(Stored records)
____________
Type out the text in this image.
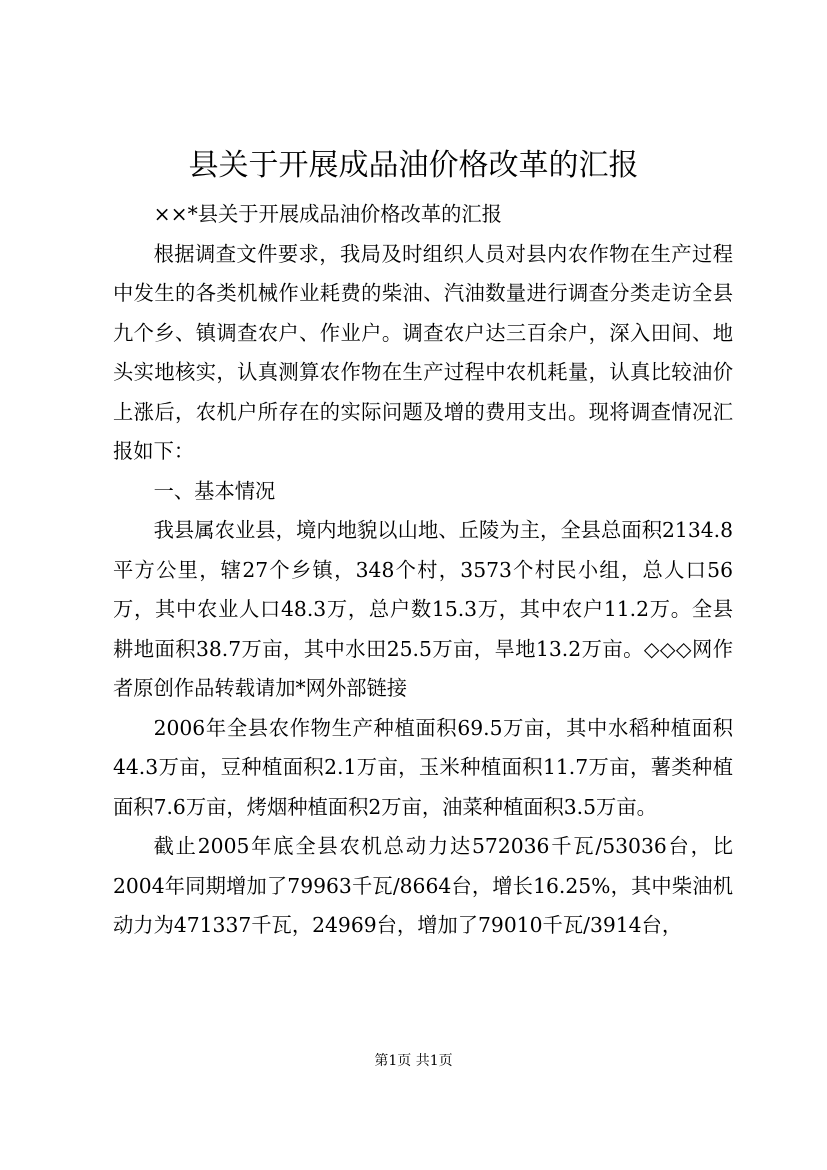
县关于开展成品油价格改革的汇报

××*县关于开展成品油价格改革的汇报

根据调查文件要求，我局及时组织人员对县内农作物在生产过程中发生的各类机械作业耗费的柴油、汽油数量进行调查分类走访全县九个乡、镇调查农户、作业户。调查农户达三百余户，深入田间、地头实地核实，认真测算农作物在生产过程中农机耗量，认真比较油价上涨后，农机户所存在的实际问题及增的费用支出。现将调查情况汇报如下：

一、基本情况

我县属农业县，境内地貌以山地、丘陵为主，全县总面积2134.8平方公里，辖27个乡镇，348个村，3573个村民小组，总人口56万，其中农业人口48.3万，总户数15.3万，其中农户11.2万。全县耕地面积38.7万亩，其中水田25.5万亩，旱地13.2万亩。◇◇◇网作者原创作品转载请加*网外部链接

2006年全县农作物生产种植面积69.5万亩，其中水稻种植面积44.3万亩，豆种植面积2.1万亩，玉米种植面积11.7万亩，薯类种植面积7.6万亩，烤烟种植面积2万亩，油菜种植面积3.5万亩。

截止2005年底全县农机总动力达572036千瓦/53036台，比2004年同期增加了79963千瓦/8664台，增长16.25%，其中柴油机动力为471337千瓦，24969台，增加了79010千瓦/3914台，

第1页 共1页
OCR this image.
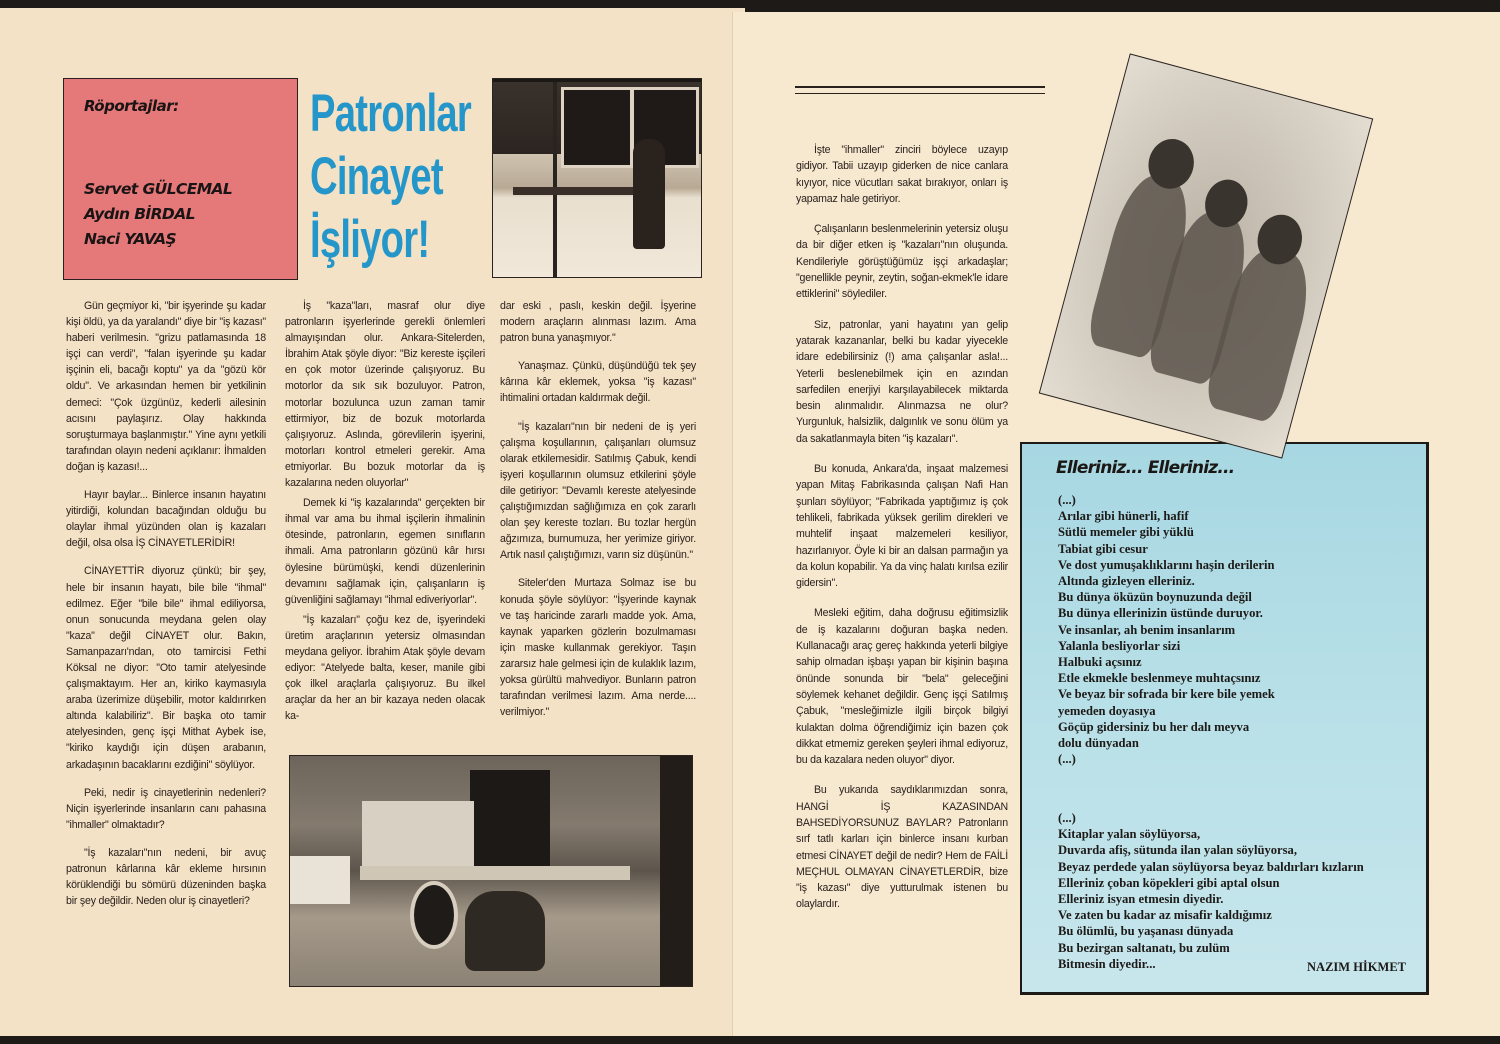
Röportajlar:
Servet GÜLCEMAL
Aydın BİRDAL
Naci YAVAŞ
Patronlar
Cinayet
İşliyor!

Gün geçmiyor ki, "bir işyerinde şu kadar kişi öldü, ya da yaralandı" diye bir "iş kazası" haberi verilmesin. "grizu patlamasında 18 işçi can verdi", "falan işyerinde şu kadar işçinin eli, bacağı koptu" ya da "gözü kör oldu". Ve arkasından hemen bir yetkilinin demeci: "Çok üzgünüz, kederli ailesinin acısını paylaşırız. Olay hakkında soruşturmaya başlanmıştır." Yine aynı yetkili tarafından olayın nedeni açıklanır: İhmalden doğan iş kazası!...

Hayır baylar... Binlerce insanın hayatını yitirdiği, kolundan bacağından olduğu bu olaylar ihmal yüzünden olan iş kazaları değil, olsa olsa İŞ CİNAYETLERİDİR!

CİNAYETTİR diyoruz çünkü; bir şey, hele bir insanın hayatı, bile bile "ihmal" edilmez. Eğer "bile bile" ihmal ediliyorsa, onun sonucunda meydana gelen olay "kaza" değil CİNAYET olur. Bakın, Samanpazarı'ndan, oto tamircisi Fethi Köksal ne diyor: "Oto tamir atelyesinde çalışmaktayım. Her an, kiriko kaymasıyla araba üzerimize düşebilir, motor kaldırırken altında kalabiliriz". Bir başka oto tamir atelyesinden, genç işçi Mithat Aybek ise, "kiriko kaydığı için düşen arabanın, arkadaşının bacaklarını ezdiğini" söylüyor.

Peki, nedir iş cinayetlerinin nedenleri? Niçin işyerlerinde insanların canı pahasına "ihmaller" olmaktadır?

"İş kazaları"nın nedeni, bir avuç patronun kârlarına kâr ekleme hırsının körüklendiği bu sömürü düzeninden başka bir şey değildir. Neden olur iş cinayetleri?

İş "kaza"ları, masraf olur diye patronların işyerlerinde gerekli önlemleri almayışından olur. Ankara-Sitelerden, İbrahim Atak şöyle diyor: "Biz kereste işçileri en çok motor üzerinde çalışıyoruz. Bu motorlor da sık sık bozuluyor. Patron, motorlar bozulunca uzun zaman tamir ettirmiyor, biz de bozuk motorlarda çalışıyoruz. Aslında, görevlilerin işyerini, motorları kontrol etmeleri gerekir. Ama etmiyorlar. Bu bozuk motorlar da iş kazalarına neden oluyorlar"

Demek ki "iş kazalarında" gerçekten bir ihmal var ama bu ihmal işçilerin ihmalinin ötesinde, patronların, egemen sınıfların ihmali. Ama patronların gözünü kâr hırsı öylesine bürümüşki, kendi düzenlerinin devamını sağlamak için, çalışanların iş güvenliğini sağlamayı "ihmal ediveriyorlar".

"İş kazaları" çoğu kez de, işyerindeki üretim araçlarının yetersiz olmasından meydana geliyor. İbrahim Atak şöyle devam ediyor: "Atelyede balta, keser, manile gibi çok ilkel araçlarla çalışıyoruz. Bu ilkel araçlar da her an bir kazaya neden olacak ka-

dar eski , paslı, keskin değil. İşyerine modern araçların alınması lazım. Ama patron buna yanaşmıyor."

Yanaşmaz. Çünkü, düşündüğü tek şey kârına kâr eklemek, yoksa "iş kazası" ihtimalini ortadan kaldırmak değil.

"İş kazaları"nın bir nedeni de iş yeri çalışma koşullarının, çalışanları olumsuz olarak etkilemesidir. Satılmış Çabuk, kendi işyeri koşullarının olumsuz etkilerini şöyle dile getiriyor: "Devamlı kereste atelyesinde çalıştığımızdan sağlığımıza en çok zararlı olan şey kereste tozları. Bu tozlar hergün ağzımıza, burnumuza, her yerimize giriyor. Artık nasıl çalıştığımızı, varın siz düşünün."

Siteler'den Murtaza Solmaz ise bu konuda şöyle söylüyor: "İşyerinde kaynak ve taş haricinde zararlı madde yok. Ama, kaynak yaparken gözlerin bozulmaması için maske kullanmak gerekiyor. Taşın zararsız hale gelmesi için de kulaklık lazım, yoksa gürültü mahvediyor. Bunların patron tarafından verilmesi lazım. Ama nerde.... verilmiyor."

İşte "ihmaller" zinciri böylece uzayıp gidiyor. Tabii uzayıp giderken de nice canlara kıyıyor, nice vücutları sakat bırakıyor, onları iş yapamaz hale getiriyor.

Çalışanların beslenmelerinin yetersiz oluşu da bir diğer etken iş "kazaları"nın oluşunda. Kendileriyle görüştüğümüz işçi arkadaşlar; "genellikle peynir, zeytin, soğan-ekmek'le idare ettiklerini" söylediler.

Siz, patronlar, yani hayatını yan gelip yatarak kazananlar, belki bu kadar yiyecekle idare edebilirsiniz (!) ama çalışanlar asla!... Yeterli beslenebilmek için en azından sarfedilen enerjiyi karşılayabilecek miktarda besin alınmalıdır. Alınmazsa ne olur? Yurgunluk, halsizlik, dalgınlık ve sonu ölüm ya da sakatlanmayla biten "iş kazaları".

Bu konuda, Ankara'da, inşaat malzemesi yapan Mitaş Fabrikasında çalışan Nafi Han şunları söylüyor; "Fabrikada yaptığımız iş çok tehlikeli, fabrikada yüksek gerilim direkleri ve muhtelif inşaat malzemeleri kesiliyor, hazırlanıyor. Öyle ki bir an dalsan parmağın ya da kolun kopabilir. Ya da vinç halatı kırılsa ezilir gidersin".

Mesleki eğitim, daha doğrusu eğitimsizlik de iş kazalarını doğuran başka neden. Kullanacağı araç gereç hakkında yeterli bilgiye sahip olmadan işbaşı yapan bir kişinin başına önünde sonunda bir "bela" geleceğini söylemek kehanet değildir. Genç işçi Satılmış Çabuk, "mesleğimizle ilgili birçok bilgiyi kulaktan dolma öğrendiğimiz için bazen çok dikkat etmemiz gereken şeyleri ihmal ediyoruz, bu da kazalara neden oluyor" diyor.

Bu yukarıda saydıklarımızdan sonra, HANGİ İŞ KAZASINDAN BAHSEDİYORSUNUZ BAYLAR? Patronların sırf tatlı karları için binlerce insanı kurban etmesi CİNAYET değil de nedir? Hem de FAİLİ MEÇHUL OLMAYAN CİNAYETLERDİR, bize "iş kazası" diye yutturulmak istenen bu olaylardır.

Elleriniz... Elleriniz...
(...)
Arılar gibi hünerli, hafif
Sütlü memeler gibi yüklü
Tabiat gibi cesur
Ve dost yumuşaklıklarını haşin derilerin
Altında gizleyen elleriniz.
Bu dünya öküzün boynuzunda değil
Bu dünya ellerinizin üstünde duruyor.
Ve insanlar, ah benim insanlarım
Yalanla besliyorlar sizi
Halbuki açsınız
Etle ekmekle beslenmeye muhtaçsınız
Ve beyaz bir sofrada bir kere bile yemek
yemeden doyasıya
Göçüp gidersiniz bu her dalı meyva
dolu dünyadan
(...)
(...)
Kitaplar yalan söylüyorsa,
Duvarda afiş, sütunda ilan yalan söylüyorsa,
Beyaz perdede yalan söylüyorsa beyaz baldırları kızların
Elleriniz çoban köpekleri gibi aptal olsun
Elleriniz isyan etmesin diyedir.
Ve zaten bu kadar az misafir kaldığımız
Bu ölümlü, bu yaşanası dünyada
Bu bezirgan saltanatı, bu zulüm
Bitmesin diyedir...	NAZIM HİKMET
____________
Goal of the exercise – Extract every line from the records above that contains the word "getiriyor".

Problem solution –
"İş kazaları"nın bir nedeni de iş yeri çalışma koşullarının, çalışanları olumsuz olarak etkilemesidir. Satılmış Çabuk, kendi işyeri koşullarının olumsuz etkilerini şöyle dile getiriyor: "Devamlı kereste atelyesinde çalıştığımızdan sağlığımıza en çok zararlı olan şey kereste tozları. Bu tozlar hergün ağzımıza, burnumuza, her yerimize giriyor. Artık nasıl çalıştığımızı, varın siz düşünün."
İşte "ihmaller" zinciri böylece uzayıp gidiyor. Tabii uzayıp giderken de nice canlara kıyıyor, nice vücutları sakat bırakıyor, onları iş yapamaz hale getiriyor.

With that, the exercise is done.